-- WRITTEN PROBLEM --
Write out every line of the material as it stands, apart from the pictures.

______

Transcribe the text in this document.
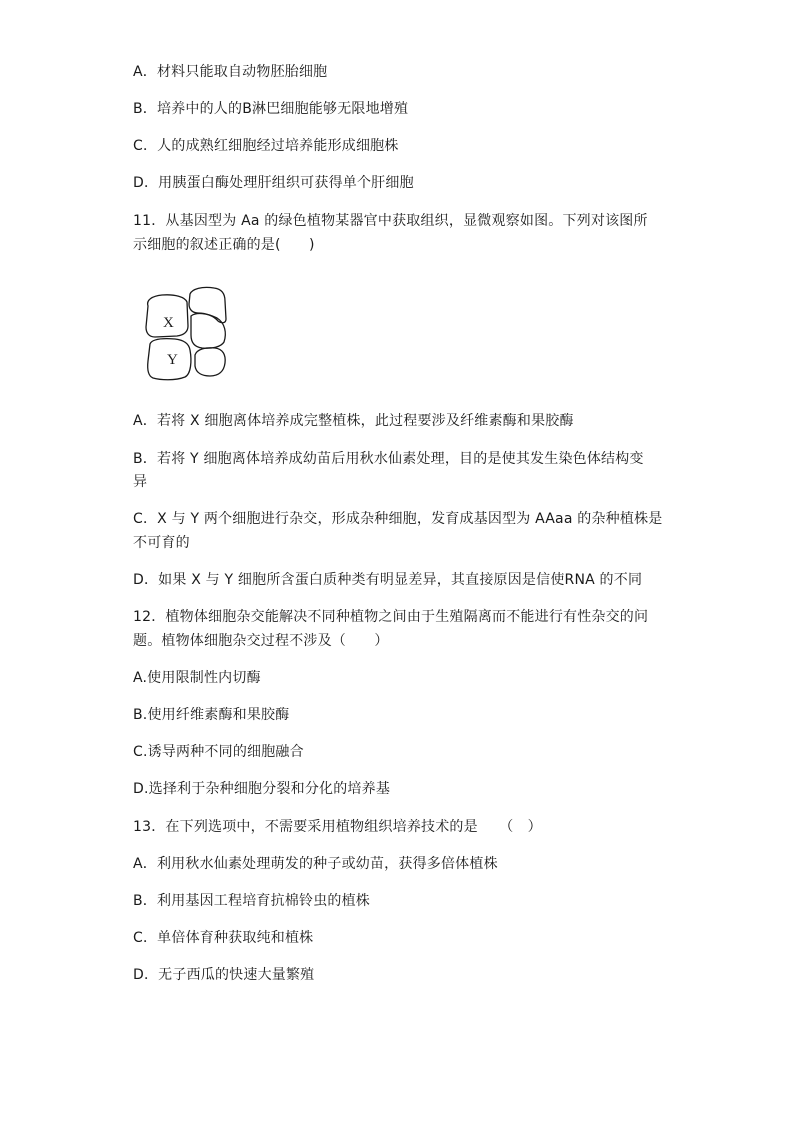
A．材料只能取自动物胚胎细胞
B．培养中的人的B淋巴细胞能够无限地增殖
C．人的成熟红细胞经过培养能形成细胞株
D．用胰蛋白酶处理肝组织可获得单个肝细胞
11．从基因型为 Aa 的绿色植物某器官中获取组织，显微观察如图。下列对该图所
示细胞的叙述正确的是(　　)
X
Y
A．若将 X 细胞离体培养成完整植株，此过程要涉及纤维素酶和果胶酶
B．若将 Y 细胞离体培养成幼苗后用秋水仙素处理，目的是使其发生染色体结构变
异
C．X 与 Y 两个细胞进行杂交，形成杂种细胞，发育成基因型为 AAaa 的杂种植株是
不可育的
D．如果 X 与 Y 细胞所含蛋白质种类有明显差异，其直接原因是信使RNA 的不同
12．植物体细胞杂交能解决不同种植物之间由于生殖隔离而不能进行有性杂交的问
题。植物体细胞杂交过程不涉及（　　）
A.使用限制性内切酶
B.使用纤维素酶和果胶酶
C.诱导两种不同的细胞融合
D.选择利于杂种细胞分裂和分化的培养基
13．在下列选项中，不需要采用植物组织培养技术的是　　（　）
A．利用秋水仙素处理萌发的种子或幼苗，获得多倍体植株
B．利用基因工程培育抗棉铃虫的植株
C．单倍体育种获取纯和植株
D．无子西瓜的快速大量繁殖
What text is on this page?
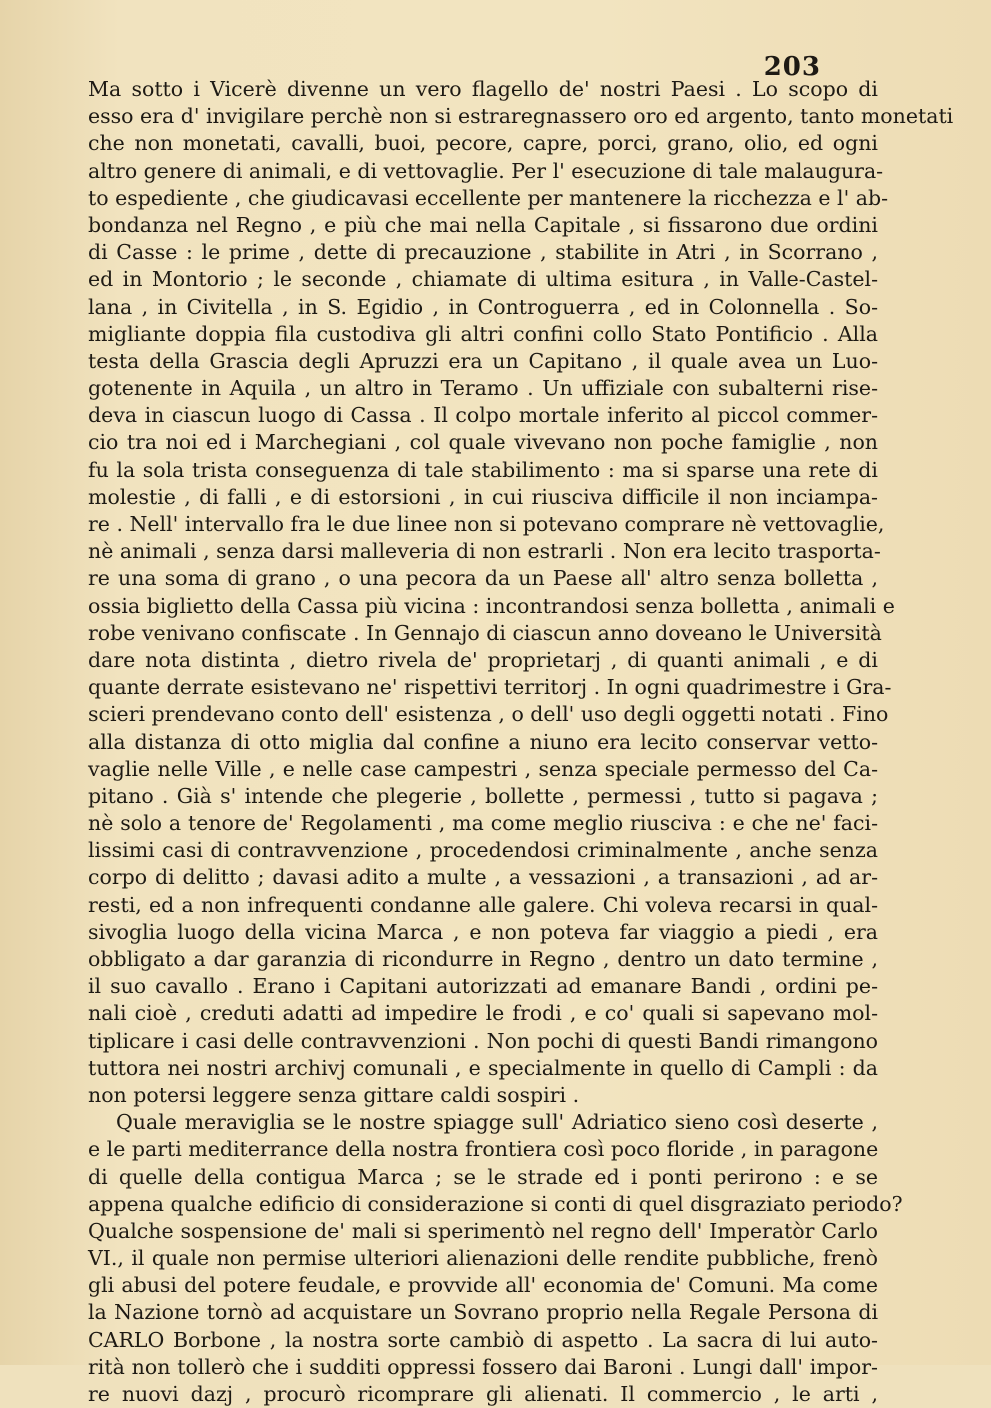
203
Ma sotto i Vicerè divenne un vero flagello de' nostri Paesi . Lo scopo di
esso era d' invigilare perchè non si estraregnassero oro ed argento, tanto monetati
che non monetati, cavalli, buoi, pecore, capre, porci, grano, olio, ed ogni
altro genere di animali, e di vettovaglie. Per l' esecuzione di tale malaugura-
to espediente , che giudicavasi eccellente per mantenere la ricchezza e l' ab-
bondanza nel Regno , e più che mai nella Capitale , si fissarono due ordini
di Casse : le prime , dette di precauzione , stabilite in Atri , in Scorrano ,
ed in Montorio ; le seconde , chiamate di ultima esitura , in Valle-Castel-
lana , in Civitella , in S. Egidio , in Controguerra , ed in Colonnella . So-
migliante doppia fila custodiva gli altri confini collo Stato Pontificio . Alla
testa della Grascia degli Apruzzi era un Capitano , il quale avea un Luo-
gotenente in Aquila , un altro in Teramo . Un uffiziale con subalterni rise-
deva in ciascun luogo di Cassa . Il colpo mortale inferito al piccol commer-
cio tra noi ed i Marchegiani , col quale vivevano non poche famiglie , non
fu la sola trista conseguenza di tale stabilimento : ma si sparse una rete di
molestie , di falli , e di estorsioni , in cui riusciva difficile il non inciampa-
re . Nell' intervallo fra le due linee non si potevano comprare nè vettovaglie,
nè animali , senza darsi malleveria di non estrarli . Non era lecito trasporta-
re una soma di grano , o una pecora da un Paese all' altro senza bolletta ,
ossia biglietto della Cassa più vicina : incontrandosi senza bolletta , animali e
robe venivano confiscate . In Gennajo di ciascun anno doveano le Università
dare nota distinta , dietro rivela de' proprietarj , di quanti animali , e di
quante derrate esistevano ne' rispettivi territorj . In ogni quadrimestre i Gra-
scieri prendevano conto dell' esistenza , o dell' uso degli oggetti notati . Fino
alla distanza di otto miglia dal confine a niuno era lecito conservar vetto-
vaglie nelle Ville , e nelle case campestri , senza speciale permesso del Ca-
pitano . Già s' intende che plegerie , bollette , permessi , tutto si pagava ;
nè solo a tenore de' Regolamenti , ma come meglio riusciva : e che ne' faci-
lissimi casi di contravvenzione , procedendosi criminalmente , anche senza
corpo di delitto ; davasi adito a multe , a vessazioni , a transazioni , ad ar-
resti, ed a non infrequenti condanne alle galere. Chi voleva recarsi in qual-
sivoglia luogo della vicina Marca , e non poteva far viaggio a piedi , era
obbligato a dar garanzia di ricondurre in Regno , dentro un dato termine ,
il suo cavallo . Erano i Capitani autorizzati ad emanare Bandi , ordini pe-
nali cioè , creduti adatti ad impedire le frodi , e co' quali si sapevano mol-
tiplicare i casi delle contravvenzioni . Non pochi di questi Bandi rimangono
tuttora nei nostri archivj comunali , e specialmente in quello di Campli : da
non potersi leggere senza gittare caldi sospiri .
Quale meraviglia se le nostre spiagge sull' Adriatico sieno così deserte ,
e le parti mediterrance della nostra frontiera così poco floride , in paragone
di quelle della contigua Marca ; se le strade ed i ponti perirono : e se
appena qualche edificio di considerazione si conti di quel disgraziato periodo?
Qualche sospensione de' mali si sperimentò nel regno dell' Imperatòr Carlo
VI., il quale non permise ulteriori alienazioni delle rendite pubbliche, frenò
gli abusi del potere feudale, e provvide all' economia de' Comuni. Ma come
la Nazione tornò ad acquistare un Sovrano proprio nella Regale Persona di
CARLO Borbone , la nostra sorte cambiò di aspetto . La sacra di lui auto-
rità non tollerò che i sudditi oppressi fossero dai Baroni . Lungi dall' impor-
re nuovi dazj , procurò ricomprare gli alienati. Il commercio , le arti ,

______

-- THE ANSWER --
Transcribe the text in this document.
A．材料只能取自动物胚胎细胞
B．培养中的人的B淋巴细胞能够无限地增殖
C．人的成熟红细胞经过培养能形成细胞株
D．用胰蛋白酶处理肝组织可获得单个肝细胞
11．从基因型为 Aa 的绿色植物某器官中获取组织，显微观察如图。下列对该图所
示细胞的叙述正确的是(　　)
X
Y
A．若将 X 细胞离体培养成完整植株，此过程要涉及纤维素酶和果胶酶
B．若将 Y 细胞离体培养成幼苗后用秋水仙素处理，目的是使其发生染色体结构变
异
C．X 与 Y 两个细胞进行杂交，形成杂种细胞，发育成基因型为 AAaa 的杂种植株是
不可育的
D．如果 X 与 Y 细胞所含蛋白质种类有明显差异，其直接原因是信使RNA 的不同
12．植物体细胞杂交能解决不同种植物之间由于生殖隔离而不能进行有性杂交的问
题。植物体细胞杂交过程不涉及（　　）
A.使用限制性内切酶
B.使用纤维素酶和果胶酶
C.诱导两种不同的细胞融合
D.选择利于杂种细胞分裂和分化的培养基
13．在下列选项中，不需要采用植物组织培养技术的是　　（　）
A．利用秋水仙素处理萌发的种子或幼苗，获得多倍体植株
B．利用基因工程培育抗棉铃虫的植株
C．单倍体育种获取纯和植株
D．无子西瓜的快速大量繁殖
What text is on this page?
203
Ma sotto i Vicerè divenne un vero flagello de' nostri Paesi . Lo scopo di
esso era d' invigilare perchè non si estraregnassero oro ed argento, tanto monetati
che non monetati, cavalli, buoi, pecore, capre, porci, grano, olio, ed ogni
altro genere di animali, e di vettovaglie. Per l' esecuzione di tale malaugura-
to espediente , che giudicavasi eccellente per mantenere la ricchezza e l' ab-
bondanza nel Regno , e più che mai nella Capitale , si fissarono due ordini
di Casse : le prime , dette di precauzione , stabilite in Atri , in Scorrano ,
ed in Montorio ; le seconde , chiamate di ultima esitura , in Valle-Castel-
lana , in Civitella , in S. Egidio , in Controguerra , ed in Colonnella . So-
migliante doppia fila custodiva gli altri confini collo Stato Pontificio . Alla
testa della Grascia degli Apruzzi era un Capitano , il quale avea un Luo-
gotenente in Aquila , un altro in Teramo . Un uffiziale con subalterni rise-
deva in ciascun luogo di Cassa . Il colpo mortale inferito al piccol commer-
cio tra noi ed i Marchegiani , col quale vivevano non poche famiglie , non
fu la sola trista conseguenza di tale stabilimento : ma si sparse una rete di
molestie , di falli , e di estorsioni , in cui riusciva difficile il non inciampa-
re . Nell' intervallo fra le due linee non si potevano comprare nè vettovaglie,
nè animali , senza darsi malleveria di non estrarli . Non era lecito trasporta-
re una soma di grano , o una pecora da un Paese all' altro senza bolletta ,
ossia biglietto della Cassa più vicina : incontrandosi senza bolletta , animali e
robe venivano confiscate . In Gennajo di ciascun anno doveano le Università
dare nota distinta , dietro rivela de' proprietarj , di quanti animali , e di
quante derrate esistevano ne' rispettivi territorj . In ogni quadrimestre i Gra-
scieri prendevano conto dell' esistenza , o dell' uso degli oggetti notati . Fino
alla distanza di otto miglia dal confine a niuno era lecito conservar vetto-
vaglie nelle Ville , e nelle case campestri , senza speciale permesso del Ca-
pitano . Già s' intende che plegerie , bollette , permessi , tutto si pagava ;
nè solo a tenore de' Regolamenti , ma come meglio riusciva : e che ne' faci-
lissimi casi di contravvenzione , procedendosi criminalmente , anche senza
corpo di delitto ; davasi adito a multe , a vessazioni , a transazioni , ad ar-
resti, ed a non infrequenti condanne alle galere. Chi voleva recarsi in qual-
sivoglia luogo della vicina Marca , e non poteva far viaggio a piedi , era
obbligato a dar garanzia di ricondurre in Regno , dentro un dato termine ,
il suo cavallo . Erano i Capitani autorizzati ad emanare Bandi , ordini pe-
nali cioè , creduti adatti ad impedire le frodi , e co' quali si sapevano mol-
tiplicare i casi delle contravvenzioni . Non pochi di questi Bandi rimangono
tuttora nei nostri archivj comunali , e specialmente in quello di Campli : da
non potersi leggere senza gittare caldi sospiri .
Quale meraviglia se le nostre spiagge sull' Adriatico sieno così deserte ,
e le parti mediterrance della nostra frontiera così poco floride , in paragone
di quelle della contigua Marca ; se le strade ed i ponti perirono : e se
appena qualche edificio di considerazione si conti di quel disgraziato periodo?
Qualche sospensione de' mali si sperimentò nel regno dell' Imperatòr Carlo
VI., il quale non permise ulteriori alienazioni delle rendite pubbliche, frenò
gli abusi del potere feudale, e provvide all' economia de' Comuni. Ma come
la Nazione tornò ad acquistare un Sovrano proprio nella Regale Persona di
CARLO Borbone , la nostra sorte cambiò di aspetto . La sacra di lui auto-
rità non tollerò che i sudditi oppressi fossero dai Baroni . Lungi dall' impor-
re nuovi dazj , procurò ricomprare gli alienati. Il commercio , le arti ,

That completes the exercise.